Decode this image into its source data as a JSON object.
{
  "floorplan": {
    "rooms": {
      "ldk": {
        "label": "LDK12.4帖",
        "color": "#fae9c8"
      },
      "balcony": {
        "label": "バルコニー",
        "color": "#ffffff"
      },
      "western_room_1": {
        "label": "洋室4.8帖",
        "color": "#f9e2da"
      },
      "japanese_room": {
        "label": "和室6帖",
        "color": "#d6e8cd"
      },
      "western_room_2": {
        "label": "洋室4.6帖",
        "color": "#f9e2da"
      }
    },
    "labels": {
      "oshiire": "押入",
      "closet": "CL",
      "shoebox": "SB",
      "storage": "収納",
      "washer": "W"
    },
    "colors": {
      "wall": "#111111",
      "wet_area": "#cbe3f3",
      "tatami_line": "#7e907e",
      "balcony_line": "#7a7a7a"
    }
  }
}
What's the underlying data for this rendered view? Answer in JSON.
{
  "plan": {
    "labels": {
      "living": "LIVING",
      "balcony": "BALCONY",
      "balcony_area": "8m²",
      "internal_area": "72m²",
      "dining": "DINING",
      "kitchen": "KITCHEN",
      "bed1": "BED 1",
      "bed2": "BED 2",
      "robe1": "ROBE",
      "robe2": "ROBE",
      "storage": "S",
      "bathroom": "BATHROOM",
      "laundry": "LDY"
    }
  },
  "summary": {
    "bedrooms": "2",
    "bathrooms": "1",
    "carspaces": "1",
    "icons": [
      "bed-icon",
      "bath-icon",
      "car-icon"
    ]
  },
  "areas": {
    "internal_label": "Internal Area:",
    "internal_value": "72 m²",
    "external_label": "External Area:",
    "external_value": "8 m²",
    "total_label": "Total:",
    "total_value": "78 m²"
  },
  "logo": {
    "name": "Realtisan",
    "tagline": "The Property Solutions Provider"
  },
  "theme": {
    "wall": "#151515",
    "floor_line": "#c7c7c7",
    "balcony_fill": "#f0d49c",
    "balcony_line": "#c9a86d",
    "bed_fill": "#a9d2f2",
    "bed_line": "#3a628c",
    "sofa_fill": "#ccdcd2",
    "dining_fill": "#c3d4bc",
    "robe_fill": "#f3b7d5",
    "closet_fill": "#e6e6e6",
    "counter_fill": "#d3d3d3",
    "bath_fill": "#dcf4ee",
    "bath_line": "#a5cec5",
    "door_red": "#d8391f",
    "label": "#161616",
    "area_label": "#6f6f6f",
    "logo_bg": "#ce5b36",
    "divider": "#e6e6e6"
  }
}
•••
Work to do – Using the listing above, please repeat every entry exactly.

Response for this exercise –
Decode this image into its source data as a JSON object.
{
  "floorplan": {
    "rooms": {
      "ldk": {
        "label": "LDK12.4帖",
        "color": "#fae9c8"
      },
      "balcony": {
        "label": "バルコニー",
        "color": "#ffffff"
      },
      "western_room_1": {
        "label": "洋室4.8帖",
        "color": "#f9e2da"
      },
      "japanese_room": {
        "label": "和室6帖",
        "color": "#d6e8cd"
      },
      "western_room_2": {
        "label": "洋室4.6帖",
        "color": "#f9e2da"
      }
    },
    "labels": {
      "oshiire": "押入",
      "closet": "CL",
      "shoebox": "SB",
      "storage": "収納",
      "washer": "W"
    },
    "colors": {
      "wall": "#111111",
      "wet_area": "#cbe3f3",
      "tatami_line": "#7e907e",
      "balcony_line": "#7a7a7a"
    }
  }
}
What's the underlying data for this rendered view? Answer in JSON.
{
  "plan": {
    "labels": {
      "living": "LIVING",
      "balcony": "BALCONY",
      "balcony_area": "8m²",
      "internal_area": "72m²",
      "dining": "DINING",
      "kitchen": "KITCHEN",
      "bed1": "BED 1",
      "bed2": "BED 2",
      "robe1": "ROBE",
      "robe2": "ROBE",
      "storage": "S",
      "bathroom": "BATHROOM",
      "laundry": "LDY"
    }
  },
  "summary": {
    "bedrooms": "2",
    "bathrooms": "1",
    "carspaces": "1",
    "icons": [
      "bed-icon",
      "bath-icon",
      "car-icon"
    ]
  },
  "areas": {
    "internal_label": "Internal Area:",
    "internal_value": "72 m²",
    "external_label": "External Area:",
    "external_value": "8 m²",
    "total_label": "Total:",
    "total_value": "78 m²"
  },
  "logo": {
    "name": "Realtisan",
    "tagline": "The Property Solutions Provider"
  },
  "theme": {
    "wall": "#151515",
    "floor_line": "#c7c7c7",
    "balcony_fill": "#f0d49c",
    "balcony_line": "#c9a86d",
    "bed_fill": "#a9d2f2",
    "bed_line": "#3a628c",
    "sofa_fill": "#ccdcd2",
    "dining_fill": "#c3d4bc",
    "robe_fill": "#f3b7d5",
    "closet_fill": "#e6e6e6",
    "counter_fill": "#d3d3d3",
    "bath_fill": "#dcf4ee",
    "bath_line": "#a5cec5",
    "door_red": "#d8391f",
    "label": "#161616",
    "area_label": "#6f6f6f",
    "logo_bg": "#ce5b36",
    "divider": "#e6e6e6"
  }
}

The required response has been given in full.